>> begin RECORDED DATA

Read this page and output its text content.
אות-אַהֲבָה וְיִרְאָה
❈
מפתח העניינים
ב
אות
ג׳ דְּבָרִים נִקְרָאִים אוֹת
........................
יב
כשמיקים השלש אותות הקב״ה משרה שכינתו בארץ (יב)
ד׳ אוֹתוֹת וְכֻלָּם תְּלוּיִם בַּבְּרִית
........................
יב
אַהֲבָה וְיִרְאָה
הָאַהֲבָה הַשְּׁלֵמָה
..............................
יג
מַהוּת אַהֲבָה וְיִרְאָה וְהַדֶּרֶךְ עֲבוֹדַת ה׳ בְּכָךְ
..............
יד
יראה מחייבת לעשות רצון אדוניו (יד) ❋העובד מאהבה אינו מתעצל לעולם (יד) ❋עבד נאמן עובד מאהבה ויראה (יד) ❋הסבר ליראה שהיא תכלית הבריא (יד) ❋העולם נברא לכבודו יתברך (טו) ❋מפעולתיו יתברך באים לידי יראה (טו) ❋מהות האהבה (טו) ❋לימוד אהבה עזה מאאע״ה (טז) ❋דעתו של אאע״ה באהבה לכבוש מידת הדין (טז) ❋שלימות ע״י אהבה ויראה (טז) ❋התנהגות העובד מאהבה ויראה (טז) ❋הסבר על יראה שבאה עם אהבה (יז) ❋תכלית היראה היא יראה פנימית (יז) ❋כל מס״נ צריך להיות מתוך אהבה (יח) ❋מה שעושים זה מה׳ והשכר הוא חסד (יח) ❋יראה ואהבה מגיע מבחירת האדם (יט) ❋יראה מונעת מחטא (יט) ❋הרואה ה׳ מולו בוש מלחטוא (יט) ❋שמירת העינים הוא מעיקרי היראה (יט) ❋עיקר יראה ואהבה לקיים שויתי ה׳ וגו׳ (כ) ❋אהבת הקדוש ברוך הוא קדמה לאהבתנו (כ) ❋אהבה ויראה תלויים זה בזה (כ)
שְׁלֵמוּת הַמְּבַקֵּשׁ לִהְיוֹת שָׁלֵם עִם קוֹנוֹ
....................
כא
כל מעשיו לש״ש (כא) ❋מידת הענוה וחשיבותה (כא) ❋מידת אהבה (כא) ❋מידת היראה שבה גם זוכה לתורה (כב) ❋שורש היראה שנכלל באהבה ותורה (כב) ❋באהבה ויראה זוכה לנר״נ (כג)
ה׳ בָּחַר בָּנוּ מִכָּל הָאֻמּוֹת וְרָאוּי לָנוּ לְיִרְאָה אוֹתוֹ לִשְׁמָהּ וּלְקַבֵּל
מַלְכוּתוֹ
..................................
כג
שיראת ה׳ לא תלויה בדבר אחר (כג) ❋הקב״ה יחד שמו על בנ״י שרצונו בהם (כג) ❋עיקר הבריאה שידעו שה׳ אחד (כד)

>> end RECORDED DATA

Repeat all the entries word for word.

Read this page and output its text content.
אות-אַהֲבָה וְיִרְאָה
❈
מפתח העניינים
ב
אות
ג׳ דְּבָרִים נִקְרָאִים אוֹת
........................
יב
כשמיקים השלש אותות הקב״ה משרה שכינתו בארץ (יב)
ד׳ אוֹתוֹת וְכֻלָּם תְּלוּיִם בַּבְּרִית
........................
יב
אַהֲבָה וְיִרְאָה
הָאַהֲבָה הַשְּׁלֵמָה
..............................
יג
מַהוּת אַהֲבָה וְיִרְאָה וְהַדֶּרֶךְ עֲבוֹדַת ה׳ בְּכָךְ
..............
יד
יראה מחייבת לעשות רצון אדוניו (יד) ❋העובד מאהבה אינו מתעצל לעולם (יד) ❋עבד נאמן עובד מאהבה ויראה (יד) ❋הסבר ליראה שהיא תכלית הבריא (יד) ❋העולם נברא לכבודו יתברך (טו) ❋מפעולתיו יתברך באים לידי יראה (טו) ❋מהות האהבה (טו) ❋לימוד אהבה עזה מאאע״ה (טז) ❋דעתו של אאע״ה באהבה לכבוש מידת הדין (טז) ❋שלימות ע״י אהבה ויראה (טז) ❋התנהגות העובד מאהבה ויראה (טז) ❋הסבר על יראה שבאה עם אהבה (יז) ❋תכלית היראה היא יראה פנימית (יז) ❋כל מס״נ צריך להיות מתוך אהבה (יח) ❋מה שעושים זה מה׳ והשכר הוא חסד (יח) ❋יראה ואהבה מגיע מבחירת האדם (יט) ❋יראה מונעת מחטא (יט) ❋הרואה ה׳ מולו בוש מלחטוא (יט) ❋שמירת העינים הוא מעיקרי היראה (יט) ❋עיקר יראה ואהבה לקיים שויתי ה׳ וגו׳ (כ) ❋אהבת הקדוש ברוך הוא קדמה לאהבתנו (כ) ❋אהבה ויראה תלויים זה בזה (כ)
שְׁלֵמוּת הַמְּבַקֵּשׁ לִהְיוֹת שָׁלֵם עִם קוֹנוֹ
....................
כא
כל מעשיו לש״ש (כא) ❋מידת הענוה וחשיבותה (כא) ❋מידת אהבה (כא) ❋מידת היראה שבה גם זוכה לתורה (כב) ❋שורש היראה שנכלל באהבה ותורה (כב) ❋באהבה ויראה זוכה לנר״נ (כג)
ה׳ בָּחַר בָּנוּ מִכָּל הָאֻמּוֹת וְרָאוּי לָנוּ לְיִרְאָה אוֹתוֹ לִשְׁמָהּ וּלְקַבֵּל
מַלְכוּתוֹ
..................................
כג
שיראת ה׳ לא תלויה בדבר אחר (כג) ❋הקב״ה יחד שמו על בנ״י שרצונו בהם (כג) ❋עיקר הבריאה שידעו שה׳ אחד (כד)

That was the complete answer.